- Stated goal
In the entries below, find the lines that contain the word "plain" and copy them.

>> START Provided records

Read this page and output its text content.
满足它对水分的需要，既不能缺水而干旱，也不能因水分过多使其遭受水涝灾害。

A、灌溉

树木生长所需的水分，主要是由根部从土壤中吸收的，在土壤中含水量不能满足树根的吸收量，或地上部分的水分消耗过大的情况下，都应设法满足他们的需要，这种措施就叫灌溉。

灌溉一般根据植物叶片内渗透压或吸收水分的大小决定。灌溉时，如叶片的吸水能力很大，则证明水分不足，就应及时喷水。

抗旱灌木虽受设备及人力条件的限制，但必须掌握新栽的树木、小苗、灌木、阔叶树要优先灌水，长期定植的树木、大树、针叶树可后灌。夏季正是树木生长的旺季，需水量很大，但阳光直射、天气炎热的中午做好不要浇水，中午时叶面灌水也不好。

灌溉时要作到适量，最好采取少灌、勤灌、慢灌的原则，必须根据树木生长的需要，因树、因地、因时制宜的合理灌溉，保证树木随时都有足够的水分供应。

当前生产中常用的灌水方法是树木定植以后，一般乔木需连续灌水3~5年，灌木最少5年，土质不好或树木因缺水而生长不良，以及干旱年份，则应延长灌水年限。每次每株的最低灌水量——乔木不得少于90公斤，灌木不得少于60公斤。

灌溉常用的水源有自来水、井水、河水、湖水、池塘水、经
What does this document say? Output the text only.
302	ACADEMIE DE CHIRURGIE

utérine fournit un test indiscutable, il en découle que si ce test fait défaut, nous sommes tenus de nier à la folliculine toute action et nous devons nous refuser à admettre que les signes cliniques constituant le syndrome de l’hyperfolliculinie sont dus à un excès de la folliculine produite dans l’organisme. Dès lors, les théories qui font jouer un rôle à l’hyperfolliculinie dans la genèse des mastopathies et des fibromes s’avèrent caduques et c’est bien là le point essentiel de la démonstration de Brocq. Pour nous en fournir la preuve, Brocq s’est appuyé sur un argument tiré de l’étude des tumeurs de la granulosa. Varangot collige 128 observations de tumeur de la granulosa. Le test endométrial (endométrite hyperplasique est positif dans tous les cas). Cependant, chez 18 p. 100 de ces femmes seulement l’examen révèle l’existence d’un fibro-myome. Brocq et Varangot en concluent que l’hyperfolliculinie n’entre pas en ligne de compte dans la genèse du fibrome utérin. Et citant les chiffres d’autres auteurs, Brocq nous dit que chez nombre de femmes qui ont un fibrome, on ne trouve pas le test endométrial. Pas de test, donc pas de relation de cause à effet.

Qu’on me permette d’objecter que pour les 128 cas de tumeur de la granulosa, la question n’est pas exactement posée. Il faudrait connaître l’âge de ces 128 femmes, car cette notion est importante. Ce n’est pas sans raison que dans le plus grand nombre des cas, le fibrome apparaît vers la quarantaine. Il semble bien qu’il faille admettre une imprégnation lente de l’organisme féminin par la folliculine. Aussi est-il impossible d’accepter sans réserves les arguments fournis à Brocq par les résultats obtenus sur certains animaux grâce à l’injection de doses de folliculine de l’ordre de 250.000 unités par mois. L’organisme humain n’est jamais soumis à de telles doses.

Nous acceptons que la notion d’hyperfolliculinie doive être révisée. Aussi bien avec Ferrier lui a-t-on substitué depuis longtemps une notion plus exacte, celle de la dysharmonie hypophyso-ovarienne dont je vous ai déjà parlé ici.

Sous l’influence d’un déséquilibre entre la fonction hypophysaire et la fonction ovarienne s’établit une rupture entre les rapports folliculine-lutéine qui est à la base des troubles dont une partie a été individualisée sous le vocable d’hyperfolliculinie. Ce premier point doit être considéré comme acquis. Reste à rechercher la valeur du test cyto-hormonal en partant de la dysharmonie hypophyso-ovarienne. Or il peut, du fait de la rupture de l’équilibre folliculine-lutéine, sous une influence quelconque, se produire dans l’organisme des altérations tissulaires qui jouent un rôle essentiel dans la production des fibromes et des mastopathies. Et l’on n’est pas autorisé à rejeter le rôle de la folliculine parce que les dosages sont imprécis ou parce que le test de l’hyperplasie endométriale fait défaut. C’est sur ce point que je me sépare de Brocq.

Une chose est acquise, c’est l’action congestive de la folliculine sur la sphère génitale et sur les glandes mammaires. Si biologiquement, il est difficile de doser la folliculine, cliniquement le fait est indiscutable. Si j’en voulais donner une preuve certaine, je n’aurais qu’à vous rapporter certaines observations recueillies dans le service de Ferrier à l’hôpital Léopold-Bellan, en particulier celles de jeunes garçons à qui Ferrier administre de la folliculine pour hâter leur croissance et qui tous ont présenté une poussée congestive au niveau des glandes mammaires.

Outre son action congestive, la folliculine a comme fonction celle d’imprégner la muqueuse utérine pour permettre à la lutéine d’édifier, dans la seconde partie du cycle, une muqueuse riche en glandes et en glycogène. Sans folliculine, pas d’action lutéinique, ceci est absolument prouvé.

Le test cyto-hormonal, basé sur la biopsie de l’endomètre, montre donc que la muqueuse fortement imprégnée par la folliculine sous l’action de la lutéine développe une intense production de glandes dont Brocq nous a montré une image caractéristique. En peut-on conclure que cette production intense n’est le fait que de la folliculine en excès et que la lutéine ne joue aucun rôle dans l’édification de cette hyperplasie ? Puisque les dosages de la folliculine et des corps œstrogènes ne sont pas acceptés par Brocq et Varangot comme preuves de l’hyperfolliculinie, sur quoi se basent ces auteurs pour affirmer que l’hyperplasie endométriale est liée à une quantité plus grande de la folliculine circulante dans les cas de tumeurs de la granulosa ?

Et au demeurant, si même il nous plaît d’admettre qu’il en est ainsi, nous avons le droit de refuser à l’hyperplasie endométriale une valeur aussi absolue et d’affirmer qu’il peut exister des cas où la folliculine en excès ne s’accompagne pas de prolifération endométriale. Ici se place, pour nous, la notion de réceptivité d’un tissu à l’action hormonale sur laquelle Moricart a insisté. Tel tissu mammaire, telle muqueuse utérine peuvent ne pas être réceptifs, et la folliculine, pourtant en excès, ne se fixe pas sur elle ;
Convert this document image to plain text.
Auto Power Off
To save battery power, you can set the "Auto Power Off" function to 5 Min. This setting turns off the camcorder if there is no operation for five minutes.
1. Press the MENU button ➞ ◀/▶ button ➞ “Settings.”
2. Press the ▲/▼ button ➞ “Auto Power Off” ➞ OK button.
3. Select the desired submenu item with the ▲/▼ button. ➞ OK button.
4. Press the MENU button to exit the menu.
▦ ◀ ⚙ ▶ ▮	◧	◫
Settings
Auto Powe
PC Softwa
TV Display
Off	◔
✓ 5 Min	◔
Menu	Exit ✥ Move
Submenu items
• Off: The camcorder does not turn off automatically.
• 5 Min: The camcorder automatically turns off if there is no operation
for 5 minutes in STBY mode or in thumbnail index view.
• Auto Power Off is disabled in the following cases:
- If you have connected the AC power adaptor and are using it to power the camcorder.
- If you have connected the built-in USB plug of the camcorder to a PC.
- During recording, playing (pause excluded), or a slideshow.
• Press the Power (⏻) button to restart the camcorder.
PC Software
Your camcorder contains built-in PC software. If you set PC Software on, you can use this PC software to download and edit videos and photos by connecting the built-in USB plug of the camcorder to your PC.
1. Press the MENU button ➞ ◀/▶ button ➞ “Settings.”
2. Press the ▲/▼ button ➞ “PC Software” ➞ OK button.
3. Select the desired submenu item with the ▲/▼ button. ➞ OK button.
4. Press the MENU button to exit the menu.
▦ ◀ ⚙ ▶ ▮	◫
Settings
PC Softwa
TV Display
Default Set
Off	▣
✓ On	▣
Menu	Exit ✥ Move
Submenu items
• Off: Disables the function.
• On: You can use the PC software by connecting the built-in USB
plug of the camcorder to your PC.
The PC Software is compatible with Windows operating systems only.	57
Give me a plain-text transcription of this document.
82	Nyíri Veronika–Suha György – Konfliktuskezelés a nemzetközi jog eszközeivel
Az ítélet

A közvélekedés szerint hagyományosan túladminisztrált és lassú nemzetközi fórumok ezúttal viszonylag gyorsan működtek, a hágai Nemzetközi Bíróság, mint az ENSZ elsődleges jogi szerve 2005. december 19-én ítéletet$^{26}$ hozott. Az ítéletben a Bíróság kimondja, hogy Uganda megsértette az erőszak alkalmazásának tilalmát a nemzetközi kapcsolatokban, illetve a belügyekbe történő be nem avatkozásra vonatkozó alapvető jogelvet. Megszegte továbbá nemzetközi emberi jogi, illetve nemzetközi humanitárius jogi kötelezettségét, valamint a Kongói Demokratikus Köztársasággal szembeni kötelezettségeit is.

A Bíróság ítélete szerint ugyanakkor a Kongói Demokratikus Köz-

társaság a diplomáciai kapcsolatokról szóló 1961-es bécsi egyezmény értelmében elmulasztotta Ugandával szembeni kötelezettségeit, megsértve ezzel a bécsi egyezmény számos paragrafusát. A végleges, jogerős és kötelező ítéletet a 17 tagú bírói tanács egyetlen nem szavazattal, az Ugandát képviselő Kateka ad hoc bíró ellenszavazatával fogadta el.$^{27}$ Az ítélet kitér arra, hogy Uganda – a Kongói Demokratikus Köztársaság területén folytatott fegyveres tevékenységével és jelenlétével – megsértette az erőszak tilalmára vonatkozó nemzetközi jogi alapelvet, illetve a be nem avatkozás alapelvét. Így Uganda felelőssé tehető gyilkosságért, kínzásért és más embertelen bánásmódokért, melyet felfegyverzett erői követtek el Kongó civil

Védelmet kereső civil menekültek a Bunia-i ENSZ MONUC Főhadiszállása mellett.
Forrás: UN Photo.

>> END Provided records

- The result
Convert this document image to plain text.
Give me a plain-text transcription of this document.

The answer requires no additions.